▸ **WHAT IS BEING ASKED**
Pull out each line of the data that includes the word "среди".
___ MATERIAL FOR THIS EXERCISE
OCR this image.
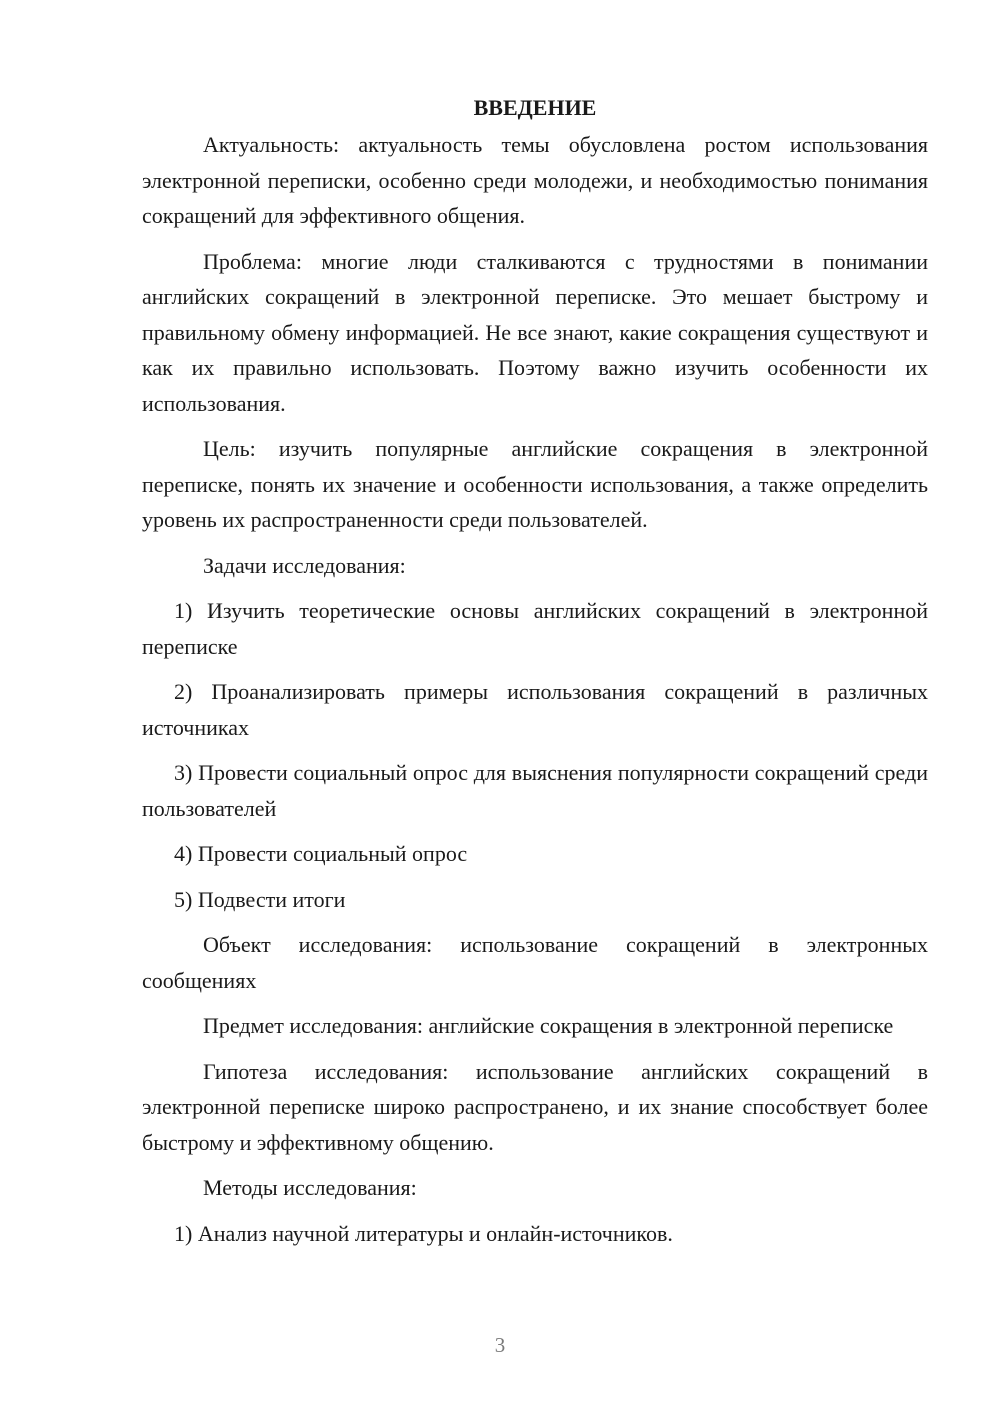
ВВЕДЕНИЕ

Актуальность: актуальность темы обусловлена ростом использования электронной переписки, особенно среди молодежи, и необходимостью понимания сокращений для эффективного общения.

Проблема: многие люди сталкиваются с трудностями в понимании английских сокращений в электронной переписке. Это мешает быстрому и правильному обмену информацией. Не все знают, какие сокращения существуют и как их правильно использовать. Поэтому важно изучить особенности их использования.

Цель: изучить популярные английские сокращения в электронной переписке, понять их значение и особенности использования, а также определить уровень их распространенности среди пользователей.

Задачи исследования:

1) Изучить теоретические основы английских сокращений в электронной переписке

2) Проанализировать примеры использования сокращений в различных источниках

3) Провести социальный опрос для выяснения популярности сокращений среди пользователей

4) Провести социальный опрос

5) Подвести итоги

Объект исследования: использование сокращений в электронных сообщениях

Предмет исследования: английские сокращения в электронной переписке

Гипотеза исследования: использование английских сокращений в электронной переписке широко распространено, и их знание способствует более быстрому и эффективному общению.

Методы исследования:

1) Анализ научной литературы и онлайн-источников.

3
______
▸ **FULL ANSWER**
Актуальность: актуальность темы обусловлена ростом использования электронной переписки, особенно среди молодежи, и необходимостью понимания сокращений для эффективного общения.
Цель: изучить популярные английские сокращения в электронной переписке, понять их значение и особенности использования, а также определить уровень их распространенности среди пользователей.
3) Провести социальный опрос для выяснения популярности сокращений среди пользователей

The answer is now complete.